Exercise details
Going from the start of the entries through the line that contains "The support ring 17 is at (360, 414).", express each line as one string in a JSON list, skipping blank lines and leaving out the pictures.

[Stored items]
════
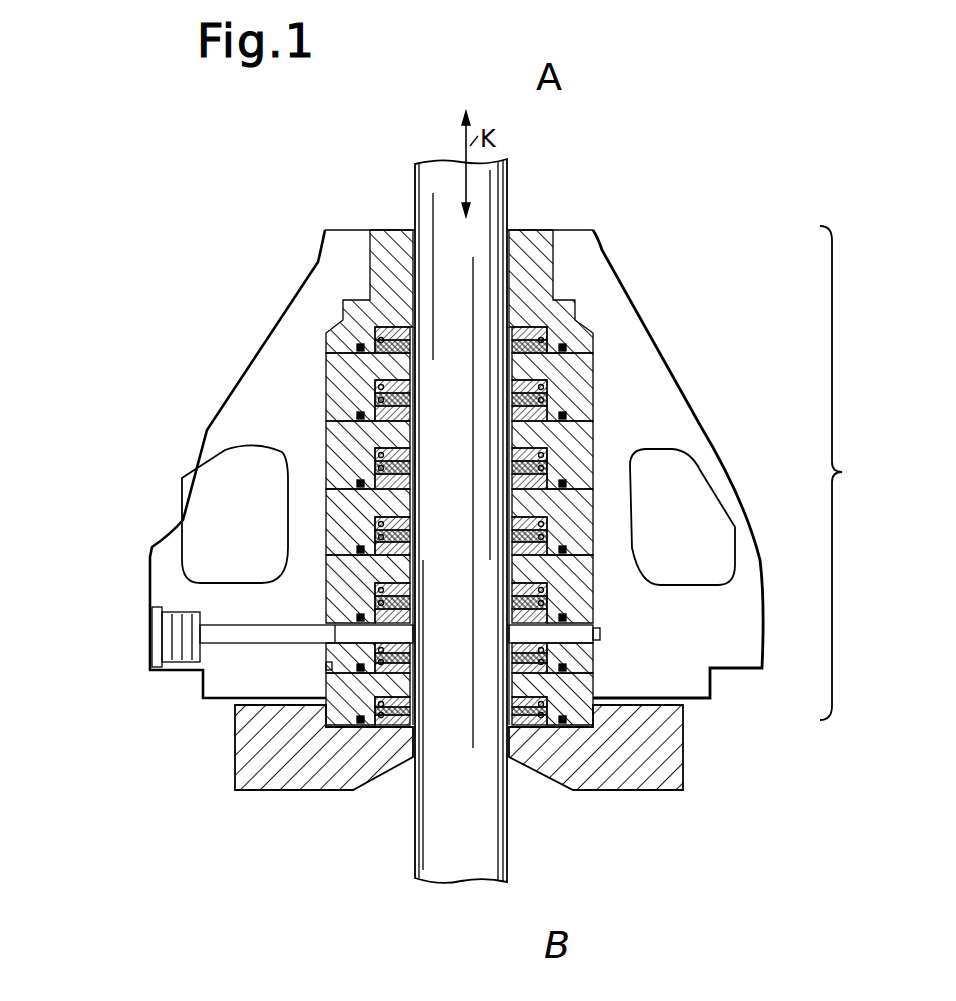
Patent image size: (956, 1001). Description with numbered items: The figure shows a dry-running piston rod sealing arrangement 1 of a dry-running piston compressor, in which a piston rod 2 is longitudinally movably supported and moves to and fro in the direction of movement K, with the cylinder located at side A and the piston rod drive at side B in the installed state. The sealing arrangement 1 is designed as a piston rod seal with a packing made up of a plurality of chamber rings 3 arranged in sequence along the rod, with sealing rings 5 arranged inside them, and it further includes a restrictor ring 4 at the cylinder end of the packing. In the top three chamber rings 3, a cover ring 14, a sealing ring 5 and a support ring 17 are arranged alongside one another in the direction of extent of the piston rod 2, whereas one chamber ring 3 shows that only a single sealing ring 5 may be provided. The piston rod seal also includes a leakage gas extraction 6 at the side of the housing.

The dry-running piston rod sealing arrangement 1 is at (537, 231).
The piston rod 2 is at (507, 848).
The chamber ring 3 is at (575, 505).
The restrictor ring 4 is at (558, 310).
The sealing ring 5 is at (378, 588).
The leakage gas extraction 6 is at (155, 640).
The cover ring 14 is at (545, 382).
The support ring 17 is at (360, 414).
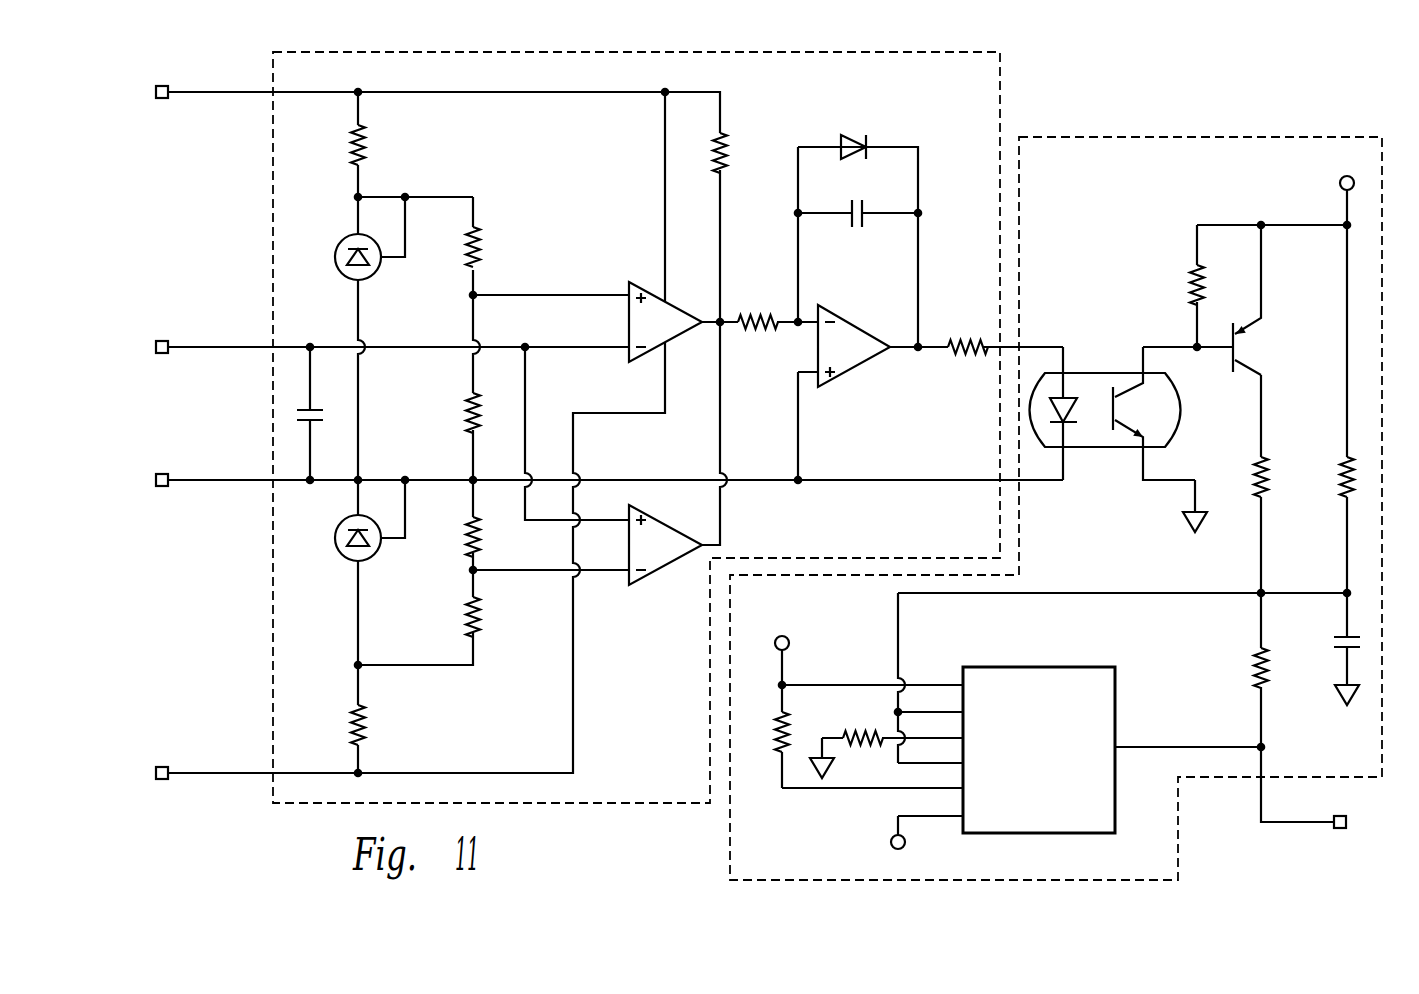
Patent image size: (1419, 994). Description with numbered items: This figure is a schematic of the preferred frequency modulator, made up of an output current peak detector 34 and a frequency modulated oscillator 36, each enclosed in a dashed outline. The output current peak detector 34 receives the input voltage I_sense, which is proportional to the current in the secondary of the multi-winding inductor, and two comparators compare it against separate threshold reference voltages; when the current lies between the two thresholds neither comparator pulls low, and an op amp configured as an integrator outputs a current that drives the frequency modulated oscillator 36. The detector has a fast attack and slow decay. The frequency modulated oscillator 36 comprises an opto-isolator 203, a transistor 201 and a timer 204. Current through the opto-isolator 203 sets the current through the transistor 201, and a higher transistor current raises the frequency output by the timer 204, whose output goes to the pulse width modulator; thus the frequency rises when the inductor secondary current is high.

The output current peak detector 34 is at (1000, 92).
The frequency modulated oscillator 36 is at (1275, 137).
The transistor Q201 201 is at (1269, 300).
The opto-isolator U203 203 is at (1113, 413).
The 555 timer U204 204 is at (1063, 784).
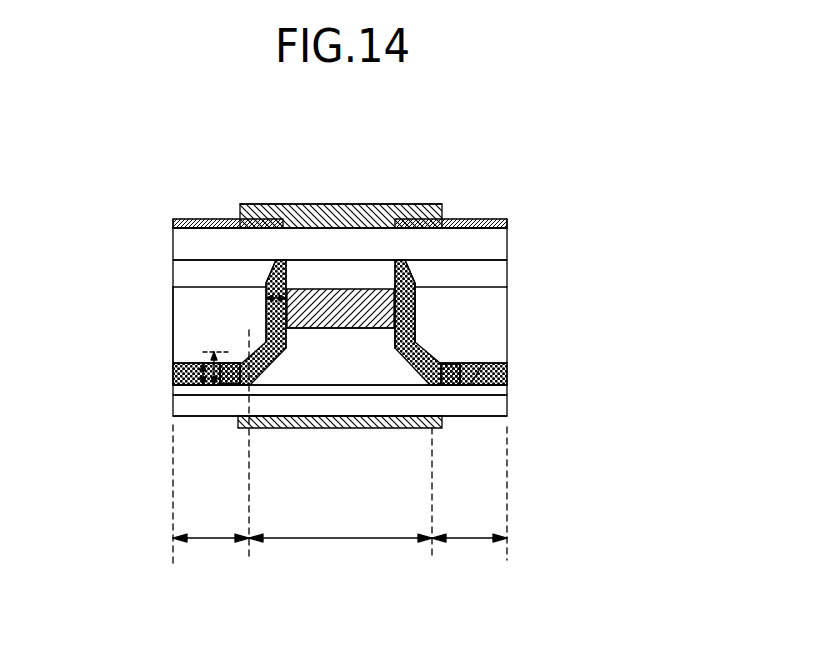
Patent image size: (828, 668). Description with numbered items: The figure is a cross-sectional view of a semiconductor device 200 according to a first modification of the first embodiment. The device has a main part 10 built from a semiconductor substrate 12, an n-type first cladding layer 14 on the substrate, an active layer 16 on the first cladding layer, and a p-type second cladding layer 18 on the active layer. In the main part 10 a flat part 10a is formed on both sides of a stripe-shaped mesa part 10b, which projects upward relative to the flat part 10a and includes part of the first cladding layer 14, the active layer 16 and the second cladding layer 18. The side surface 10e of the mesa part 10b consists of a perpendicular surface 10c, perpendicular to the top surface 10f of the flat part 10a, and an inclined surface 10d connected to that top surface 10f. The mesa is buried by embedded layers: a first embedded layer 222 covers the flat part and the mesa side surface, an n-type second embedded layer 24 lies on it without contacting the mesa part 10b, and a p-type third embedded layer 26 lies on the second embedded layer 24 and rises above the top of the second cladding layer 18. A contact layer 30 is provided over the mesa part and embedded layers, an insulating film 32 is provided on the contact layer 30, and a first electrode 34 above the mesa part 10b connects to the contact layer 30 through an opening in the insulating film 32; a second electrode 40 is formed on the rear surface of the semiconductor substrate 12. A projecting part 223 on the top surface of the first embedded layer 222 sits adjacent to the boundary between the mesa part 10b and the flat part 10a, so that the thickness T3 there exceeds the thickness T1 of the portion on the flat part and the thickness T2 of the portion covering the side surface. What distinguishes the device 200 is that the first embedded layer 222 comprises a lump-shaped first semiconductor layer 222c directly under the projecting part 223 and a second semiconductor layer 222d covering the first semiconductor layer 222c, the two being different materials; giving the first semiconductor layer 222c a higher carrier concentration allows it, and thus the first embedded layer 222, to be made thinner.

The semiconductor device 200 is at (110, 122).
The main part 10 is at (340, 400).
The flat part 10a is at (468, 573).
The mesa part 10b is at (340, 540).
The perpendicular surface 10c is at (413, 345).
The inclined surface 10d is at (412, 333).
The side surface 10e is at (512, 138).
The top surface 10f is at (448, 360).
The semiconductor substrate 12 is at (280, 403).
The first cladding layer 14 is at (317, 372).
The active layer 16 is at (341, 333).
The second cladding layer 18 is at (377, 278).
The second embedded layer 24 is at (180, 327).
The third embedded layer 26 is at (180, 275).
The contact layer 30 is at (180, 245).
The insulating film 32 is at (190, 219).
The first electrode 34 is at (317, 204).
The second electrode 40 is at (440, 427).
The first embedded layer 222 is at (385, 318).
The first semiconductor layer 222c is at (452, 385).
The second semiconductor layer 222d is at (508, 368).
The projecting part 223 is at (243, 355).
The thickness of first portion T1 is at (213, 372).
The thickness of second portion T2 is at (277, 296).
The thickness at projecting part T3 is at (203, 385).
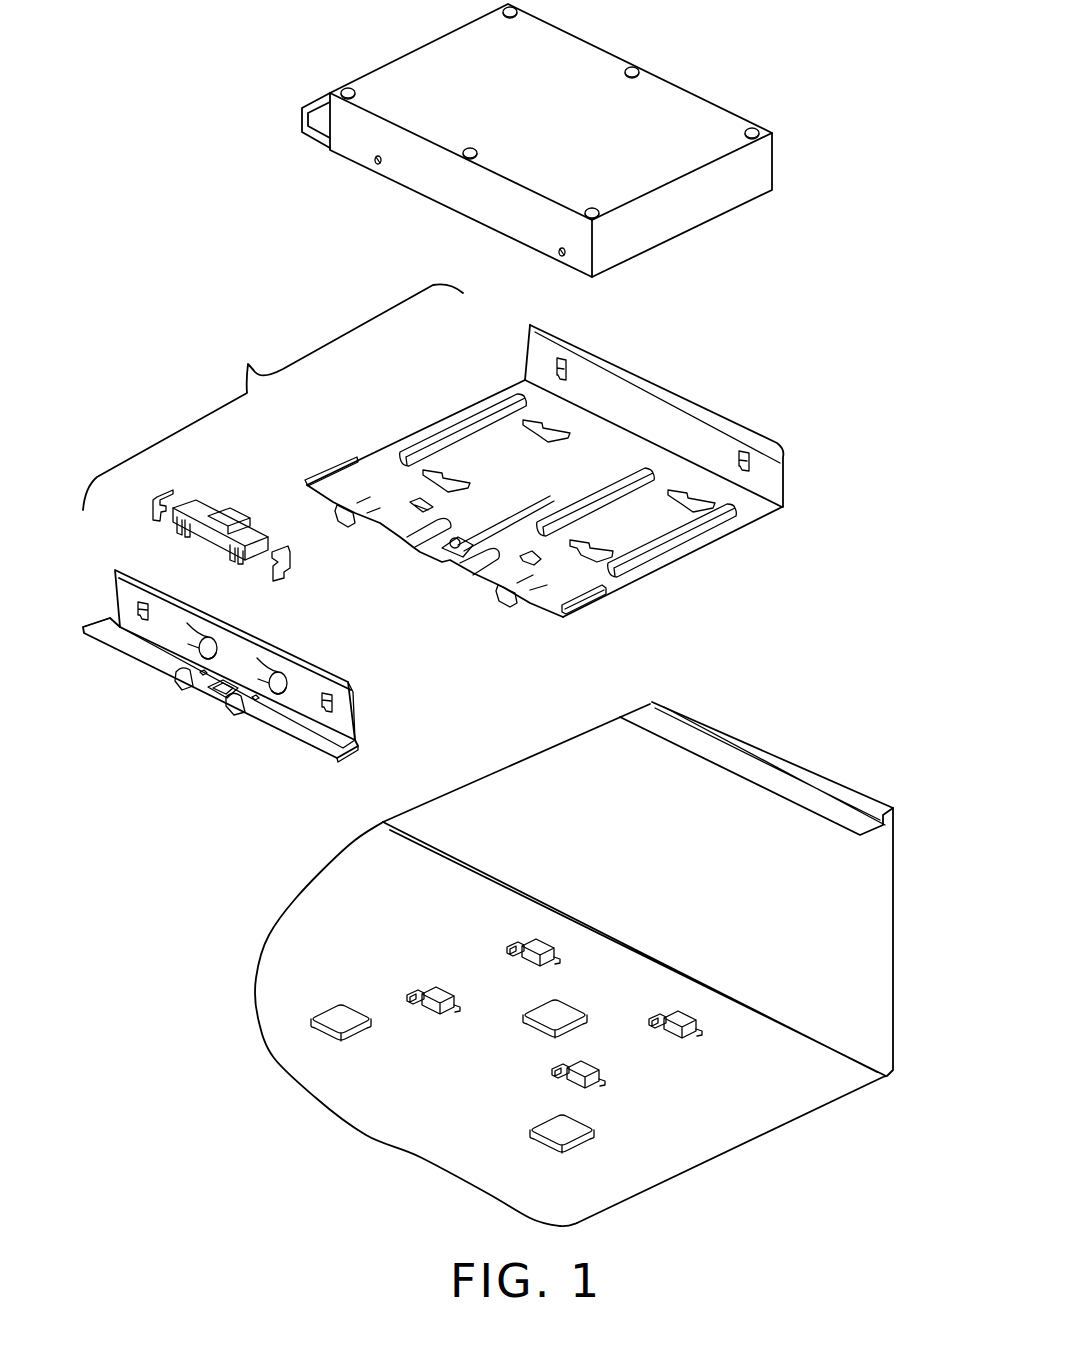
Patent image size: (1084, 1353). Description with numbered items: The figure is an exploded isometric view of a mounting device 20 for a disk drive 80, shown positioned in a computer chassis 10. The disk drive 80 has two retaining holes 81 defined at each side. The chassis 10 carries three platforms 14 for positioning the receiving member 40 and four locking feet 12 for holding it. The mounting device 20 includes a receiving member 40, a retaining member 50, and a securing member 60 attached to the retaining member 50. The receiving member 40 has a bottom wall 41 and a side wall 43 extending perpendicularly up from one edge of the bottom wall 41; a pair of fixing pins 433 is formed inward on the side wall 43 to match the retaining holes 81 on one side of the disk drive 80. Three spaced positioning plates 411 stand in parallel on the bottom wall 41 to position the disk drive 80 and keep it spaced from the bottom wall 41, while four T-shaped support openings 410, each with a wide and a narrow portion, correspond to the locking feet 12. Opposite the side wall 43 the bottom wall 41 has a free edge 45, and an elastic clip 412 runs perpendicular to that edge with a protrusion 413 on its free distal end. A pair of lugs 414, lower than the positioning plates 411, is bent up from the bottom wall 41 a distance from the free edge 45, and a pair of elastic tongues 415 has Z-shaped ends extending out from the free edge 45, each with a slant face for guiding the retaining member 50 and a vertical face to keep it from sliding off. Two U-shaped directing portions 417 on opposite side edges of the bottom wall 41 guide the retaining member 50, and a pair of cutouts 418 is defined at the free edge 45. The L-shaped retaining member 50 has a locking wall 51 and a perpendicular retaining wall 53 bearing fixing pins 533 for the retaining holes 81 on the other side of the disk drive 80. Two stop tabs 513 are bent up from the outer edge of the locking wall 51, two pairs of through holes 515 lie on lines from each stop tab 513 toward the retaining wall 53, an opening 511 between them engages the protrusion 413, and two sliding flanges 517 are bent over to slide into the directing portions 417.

The computer chassis 10 is at (299, 943).
The locking feet 12 is at (415, 1005).
The platforms 14 is at (316, 1006).
The mounting device 20 is at (273, 397).
The receiving member 40 is at (561, 500).
The bottom wall 41 is at (748, 509).
The side wall 43 is at (625, 403).
The free edge 45 is at (312, 492).
The retaining member 50 is at (264, 692).
The locking wall 51 is at (318, 742).
The retaining wall 53 is at (243, 662).
The securing member 60 is at (222, 480).
The disk drive 80 is at (748, 90).
The retaining holes 81 is at (373, 164).
The support openings 410 is at (593, 552).
The positioning plates 411 is at (688, 542).
The elastic clip 412 is at (482, 534).
The protrusion 413 is at (427, 550).
The lugs 414 is at (520, 553).
The elastic tongues 415 is at (529, 600).
The directing portions 417 is at (580, 605).
The cutouts 418 is at (380, 522).
The fixing pins 433 is at (747, 455).
The opening 511 is at (212, 693).
The stop tabs 513 is at (178, 681).
The through holes 515 is at (259, 700).
The sliding flanges 517 is at (358, 744).
The fixing pins 533 is at (331, 703).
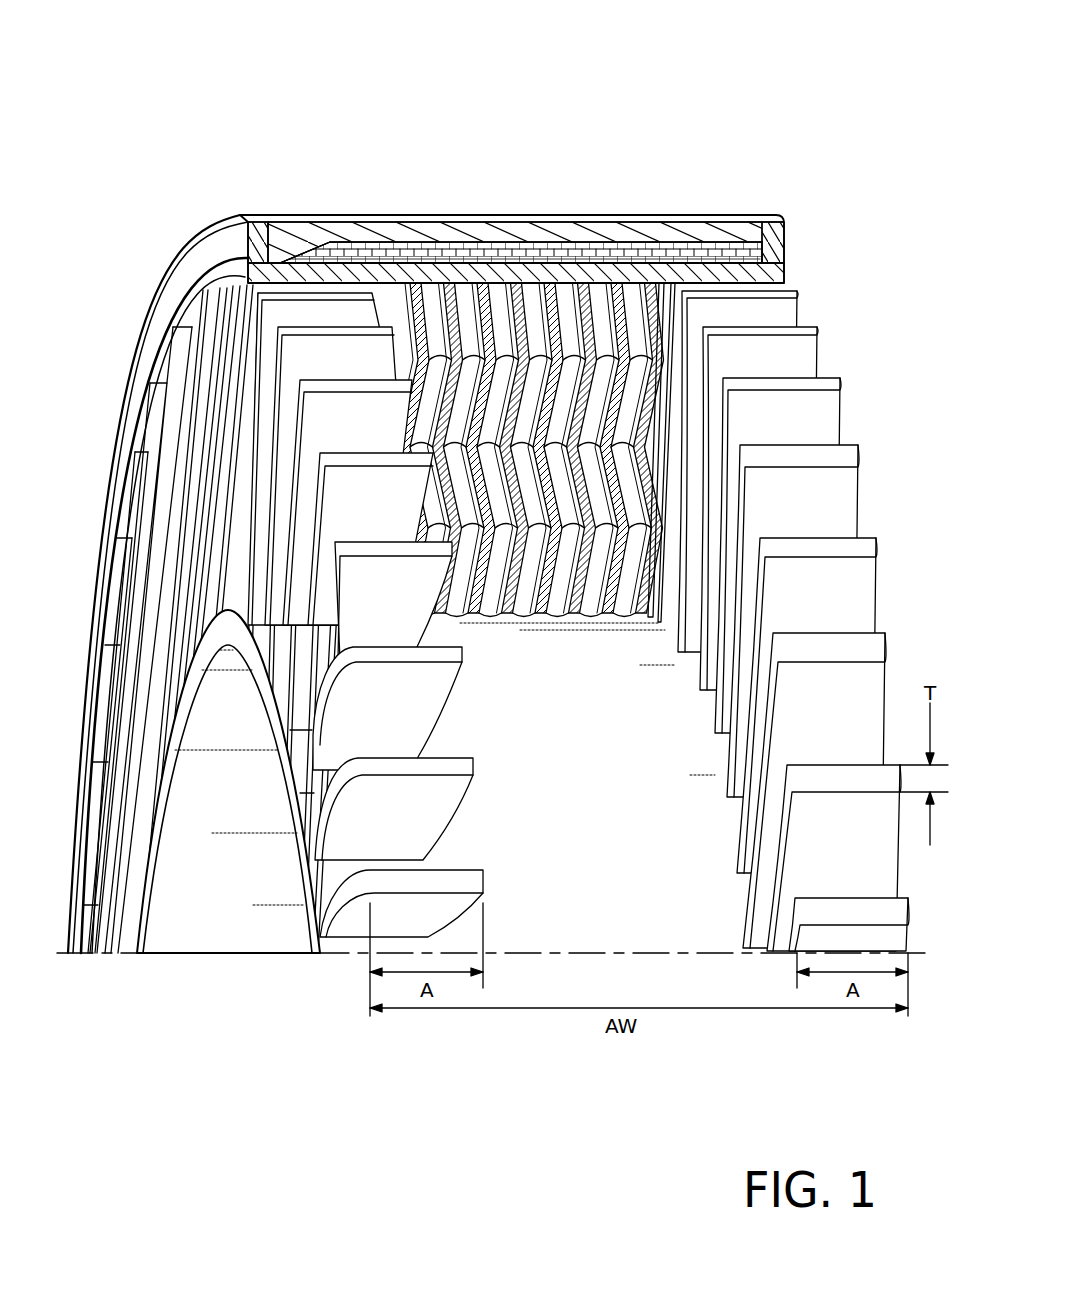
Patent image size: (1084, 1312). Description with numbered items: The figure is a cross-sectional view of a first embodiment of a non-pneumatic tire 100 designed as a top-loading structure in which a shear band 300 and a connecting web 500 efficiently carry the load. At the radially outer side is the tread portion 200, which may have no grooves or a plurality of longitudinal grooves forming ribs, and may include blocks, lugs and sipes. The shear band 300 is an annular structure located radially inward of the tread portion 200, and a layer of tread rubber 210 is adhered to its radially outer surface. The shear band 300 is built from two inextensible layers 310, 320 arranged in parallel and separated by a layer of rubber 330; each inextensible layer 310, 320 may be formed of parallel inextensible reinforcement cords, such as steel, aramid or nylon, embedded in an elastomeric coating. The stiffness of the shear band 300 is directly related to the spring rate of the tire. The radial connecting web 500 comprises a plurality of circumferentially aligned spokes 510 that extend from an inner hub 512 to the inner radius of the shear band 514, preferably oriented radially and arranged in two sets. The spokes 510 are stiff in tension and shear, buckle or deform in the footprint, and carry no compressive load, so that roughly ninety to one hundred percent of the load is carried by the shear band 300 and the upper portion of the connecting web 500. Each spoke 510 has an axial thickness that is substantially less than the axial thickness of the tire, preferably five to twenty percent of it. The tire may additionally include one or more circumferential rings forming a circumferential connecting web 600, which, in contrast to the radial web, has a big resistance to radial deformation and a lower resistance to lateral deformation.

The non-pneumatic tire 100 is at (183, 137).
The tread portion 200 is at (589, 173).
The layer of tread rubber 210 is at (505, 233).
The shear band 300 is at (593, 173).
The inextensible layer 310 is at (727, 250).
The inextensible layer 320 is at (727, 260).
The layer of rubber 330 is at (537, 243).
The connecting web 500 is at (130, 572).
The spokes 510 is at (818, 428).
The inner hub 512 is at (632, 862).
The inner radius of the shear band 514 is at (210, 290).
The circumferential connecting web 600 is at (578, 296).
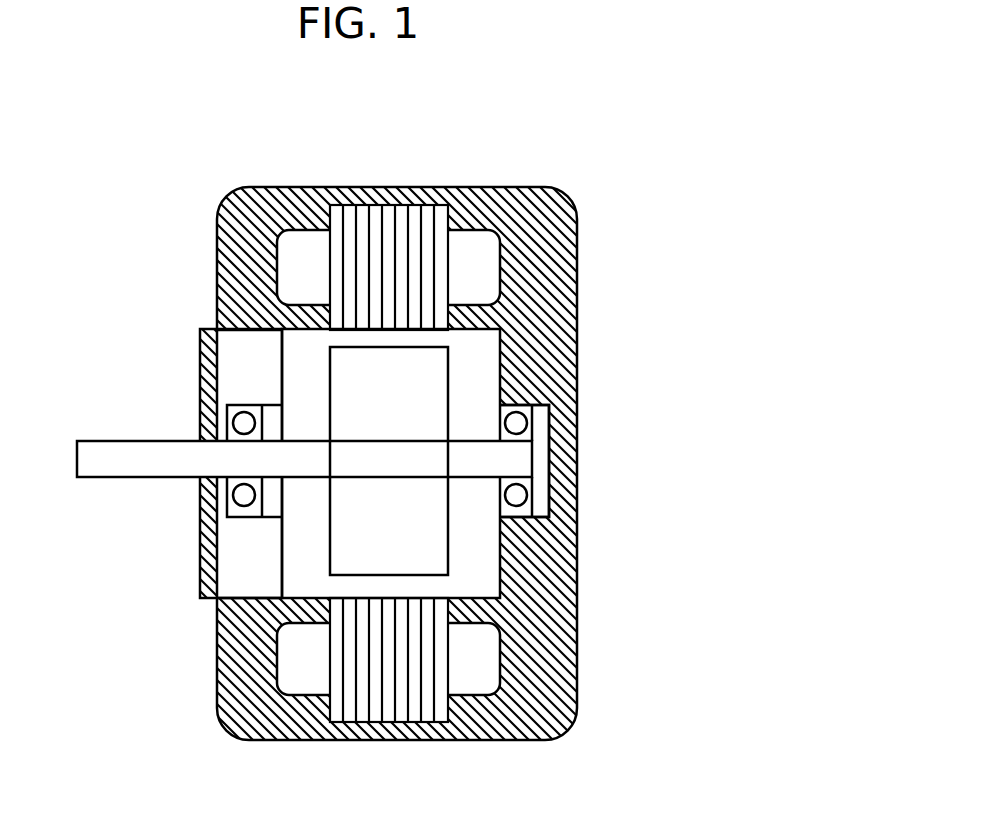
════
The result
[
  "Patent image size: (956, 1001). Description with numbered items: The figure shows a dry-running piston rod sealing arrangement 1 of a dry-running piston compressor, in which a piston rod 2 is longitudinally movably supported and moves to and fro in the direction of movement K, with the cylinder located at side A and the piston rod drive at side B in the installed state. The sealing arrangement 1 is designed as a piston rod seal with a packing made up of a plurality of chamber rings 3 arranged in sequence along the rod, with sealing rings 5 arranged inside them, and it further includes a restrictor ring 4 at the cylinder end of the packing. In the top three chamber rings 3, a cover ring 14, a sealing ring 5 and a support ring 17 are arranged alongside one another in the direction of extent of the piston rod 2, whereas one chamber ring 3 shows that only a single sealing ring 5 may be provided. The piston rod seal also includes a leakage gas extraction 6 at the side of the housing.",
  "The dry-running piston rod sealing arrangement 1 is at (537, 231).",
  "The piston rod 2 is at (507, 848).",
  "The chamber ring 3 is at (575, 505).",
  "The restrictor ring 4 is at (558, 310).",
  "The sealing ring 5 is at (378, 588).",
  "The leakage gas extraction 6 is at (155, 640).",
  "The cover ring 14 is at (545, 382).",
  "The support ring 17 is at (360, 414)."
]